--- START EXERCISE INPUT ---
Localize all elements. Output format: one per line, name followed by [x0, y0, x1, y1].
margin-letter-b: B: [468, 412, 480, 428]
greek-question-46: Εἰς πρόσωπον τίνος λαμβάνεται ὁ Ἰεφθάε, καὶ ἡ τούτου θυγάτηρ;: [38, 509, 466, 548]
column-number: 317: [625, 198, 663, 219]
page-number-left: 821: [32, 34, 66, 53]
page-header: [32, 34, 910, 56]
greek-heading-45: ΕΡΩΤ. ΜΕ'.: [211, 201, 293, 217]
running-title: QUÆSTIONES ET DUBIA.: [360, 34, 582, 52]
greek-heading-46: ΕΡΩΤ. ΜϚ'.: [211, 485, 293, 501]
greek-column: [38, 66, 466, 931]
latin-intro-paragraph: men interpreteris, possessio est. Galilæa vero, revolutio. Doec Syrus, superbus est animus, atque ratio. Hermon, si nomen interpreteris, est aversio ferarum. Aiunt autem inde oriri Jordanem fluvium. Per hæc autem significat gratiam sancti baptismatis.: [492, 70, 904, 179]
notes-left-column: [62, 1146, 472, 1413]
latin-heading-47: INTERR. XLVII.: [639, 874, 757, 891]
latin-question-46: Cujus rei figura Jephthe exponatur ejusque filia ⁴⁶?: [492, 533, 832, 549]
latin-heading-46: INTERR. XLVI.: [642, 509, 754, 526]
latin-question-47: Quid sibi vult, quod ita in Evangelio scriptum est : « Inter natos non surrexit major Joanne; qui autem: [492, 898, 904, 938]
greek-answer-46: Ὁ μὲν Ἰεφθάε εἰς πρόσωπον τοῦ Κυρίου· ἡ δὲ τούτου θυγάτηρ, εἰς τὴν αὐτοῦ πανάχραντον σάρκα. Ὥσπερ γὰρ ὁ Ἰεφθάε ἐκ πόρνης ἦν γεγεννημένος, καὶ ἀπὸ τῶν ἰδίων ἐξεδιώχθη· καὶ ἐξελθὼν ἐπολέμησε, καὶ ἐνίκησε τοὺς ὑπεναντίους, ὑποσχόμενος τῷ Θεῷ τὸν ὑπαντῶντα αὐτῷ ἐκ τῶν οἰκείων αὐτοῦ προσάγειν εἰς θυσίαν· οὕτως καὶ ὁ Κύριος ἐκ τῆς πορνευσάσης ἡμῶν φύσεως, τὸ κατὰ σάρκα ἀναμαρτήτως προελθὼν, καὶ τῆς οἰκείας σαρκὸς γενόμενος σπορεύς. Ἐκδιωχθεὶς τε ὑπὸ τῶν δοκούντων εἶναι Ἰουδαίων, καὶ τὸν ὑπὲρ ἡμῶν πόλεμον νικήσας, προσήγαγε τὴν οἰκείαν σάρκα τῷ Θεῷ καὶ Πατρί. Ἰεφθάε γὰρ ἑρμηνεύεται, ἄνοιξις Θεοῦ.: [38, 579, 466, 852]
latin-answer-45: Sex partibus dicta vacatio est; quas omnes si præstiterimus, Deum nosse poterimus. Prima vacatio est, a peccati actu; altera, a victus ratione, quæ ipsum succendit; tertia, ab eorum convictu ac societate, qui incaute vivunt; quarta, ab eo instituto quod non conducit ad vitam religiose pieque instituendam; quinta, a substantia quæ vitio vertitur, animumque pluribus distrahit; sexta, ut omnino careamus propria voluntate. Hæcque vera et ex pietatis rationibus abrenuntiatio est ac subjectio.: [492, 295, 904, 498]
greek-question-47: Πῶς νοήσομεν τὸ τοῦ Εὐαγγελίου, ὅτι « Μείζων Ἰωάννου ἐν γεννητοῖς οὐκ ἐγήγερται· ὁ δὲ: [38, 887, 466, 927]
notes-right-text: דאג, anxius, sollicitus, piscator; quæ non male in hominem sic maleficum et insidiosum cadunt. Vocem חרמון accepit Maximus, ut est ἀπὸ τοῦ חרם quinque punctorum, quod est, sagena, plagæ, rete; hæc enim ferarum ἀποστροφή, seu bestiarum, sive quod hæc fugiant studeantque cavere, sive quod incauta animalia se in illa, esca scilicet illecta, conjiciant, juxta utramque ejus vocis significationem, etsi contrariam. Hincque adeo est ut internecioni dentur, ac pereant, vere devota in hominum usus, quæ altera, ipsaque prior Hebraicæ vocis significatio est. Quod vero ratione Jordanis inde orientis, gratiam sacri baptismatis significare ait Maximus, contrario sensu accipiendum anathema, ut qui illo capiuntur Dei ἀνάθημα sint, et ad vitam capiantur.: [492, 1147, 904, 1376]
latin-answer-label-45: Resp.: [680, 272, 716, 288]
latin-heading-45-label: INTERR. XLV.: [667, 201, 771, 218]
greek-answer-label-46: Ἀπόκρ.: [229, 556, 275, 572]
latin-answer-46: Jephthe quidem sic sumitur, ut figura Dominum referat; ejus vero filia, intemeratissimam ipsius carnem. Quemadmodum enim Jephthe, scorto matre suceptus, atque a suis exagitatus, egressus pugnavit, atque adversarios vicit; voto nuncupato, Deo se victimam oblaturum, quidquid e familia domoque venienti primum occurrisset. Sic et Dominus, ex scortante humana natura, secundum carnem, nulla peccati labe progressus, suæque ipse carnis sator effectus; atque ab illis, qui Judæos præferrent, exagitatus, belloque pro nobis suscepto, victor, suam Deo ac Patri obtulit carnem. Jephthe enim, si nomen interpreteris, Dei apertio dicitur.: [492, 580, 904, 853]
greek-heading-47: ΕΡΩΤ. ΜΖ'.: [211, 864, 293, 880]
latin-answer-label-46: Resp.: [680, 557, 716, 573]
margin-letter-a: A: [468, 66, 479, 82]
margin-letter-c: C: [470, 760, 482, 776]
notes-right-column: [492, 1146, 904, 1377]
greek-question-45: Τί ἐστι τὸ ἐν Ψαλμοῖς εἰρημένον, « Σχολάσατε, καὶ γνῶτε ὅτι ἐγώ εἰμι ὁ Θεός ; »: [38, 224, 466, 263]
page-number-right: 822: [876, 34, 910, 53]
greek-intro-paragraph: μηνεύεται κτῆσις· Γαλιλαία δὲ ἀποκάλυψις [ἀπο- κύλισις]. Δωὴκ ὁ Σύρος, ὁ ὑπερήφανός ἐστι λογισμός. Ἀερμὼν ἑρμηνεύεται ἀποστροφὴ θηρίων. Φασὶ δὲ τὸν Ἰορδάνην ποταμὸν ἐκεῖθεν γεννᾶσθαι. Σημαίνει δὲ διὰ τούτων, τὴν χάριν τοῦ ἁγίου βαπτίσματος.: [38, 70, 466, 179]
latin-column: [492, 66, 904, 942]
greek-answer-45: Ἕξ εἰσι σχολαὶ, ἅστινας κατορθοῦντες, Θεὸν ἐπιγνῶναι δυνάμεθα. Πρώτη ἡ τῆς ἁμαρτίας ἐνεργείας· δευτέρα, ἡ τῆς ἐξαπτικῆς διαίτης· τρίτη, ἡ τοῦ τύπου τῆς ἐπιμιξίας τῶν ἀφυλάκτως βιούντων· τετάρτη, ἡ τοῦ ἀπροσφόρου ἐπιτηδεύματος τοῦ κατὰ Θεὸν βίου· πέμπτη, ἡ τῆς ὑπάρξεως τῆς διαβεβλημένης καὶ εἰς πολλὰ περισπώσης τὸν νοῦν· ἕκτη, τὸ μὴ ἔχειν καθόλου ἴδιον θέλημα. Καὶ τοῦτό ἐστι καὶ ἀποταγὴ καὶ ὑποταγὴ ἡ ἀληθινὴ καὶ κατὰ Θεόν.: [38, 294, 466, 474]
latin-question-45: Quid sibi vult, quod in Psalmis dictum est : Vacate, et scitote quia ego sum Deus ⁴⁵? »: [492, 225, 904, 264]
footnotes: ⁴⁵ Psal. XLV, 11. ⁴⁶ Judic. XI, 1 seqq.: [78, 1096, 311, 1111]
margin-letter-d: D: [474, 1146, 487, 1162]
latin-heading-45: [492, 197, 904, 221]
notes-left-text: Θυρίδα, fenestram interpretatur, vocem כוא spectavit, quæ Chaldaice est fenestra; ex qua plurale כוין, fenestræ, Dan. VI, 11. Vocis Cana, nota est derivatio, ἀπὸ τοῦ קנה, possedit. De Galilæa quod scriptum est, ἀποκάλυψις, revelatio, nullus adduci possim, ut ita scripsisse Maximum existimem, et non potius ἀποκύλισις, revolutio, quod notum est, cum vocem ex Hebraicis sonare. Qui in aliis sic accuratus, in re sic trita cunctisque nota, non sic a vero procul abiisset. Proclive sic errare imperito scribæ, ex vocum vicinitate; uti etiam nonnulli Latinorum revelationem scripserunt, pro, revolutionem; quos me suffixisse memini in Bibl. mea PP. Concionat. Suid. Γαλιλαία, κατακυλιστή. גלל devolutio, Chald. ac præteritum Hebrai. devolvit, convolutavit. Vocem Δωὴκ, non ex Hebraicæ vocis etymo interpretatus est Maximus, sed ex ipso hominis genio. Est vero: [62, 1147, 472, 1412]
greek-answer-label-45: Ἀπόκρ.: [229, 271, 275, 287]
--- END EXERCISE INPUT ---
* **GOAL OF THE EXERCISE**
Update the records from the start through the line containing "greek-column: [38, 66, 466, 931]", inclusive, by replacing "running-title" with "running-head", and return those lines with nothing else changed.

* **THE COMPLETED TASK**
Localize all elements. Output format: one per line, name followed by [x0, y0, x1, y1].
margin-letter-b: B: [468, 412, 480, 428]
greek-question-46: Εἰς πρόσωπον τίνος λαμβάνεται ὁ Ἰεφθάε, καὶ ἡ τούτου θυγάτηρ;: [38, 509, 466, 548]
column-number: 317: [625, 198, 663, 219]
page-number-left: 821: [32, 34, 66, 53]
page-header: [32, 34, 910, 56]
greek-heading-45: ΕΡΩΤ. ΜΕ'.: [211, 201, 293, 217]
running-head: QUÆSTIONES ET DUBIA.: [360, 34, 582, 52]
greek-heading-46: ΕΡΩΤ. ΜϚ'.: [211, 485, 293, 501]
greek-column: [38, 66, 466, 931]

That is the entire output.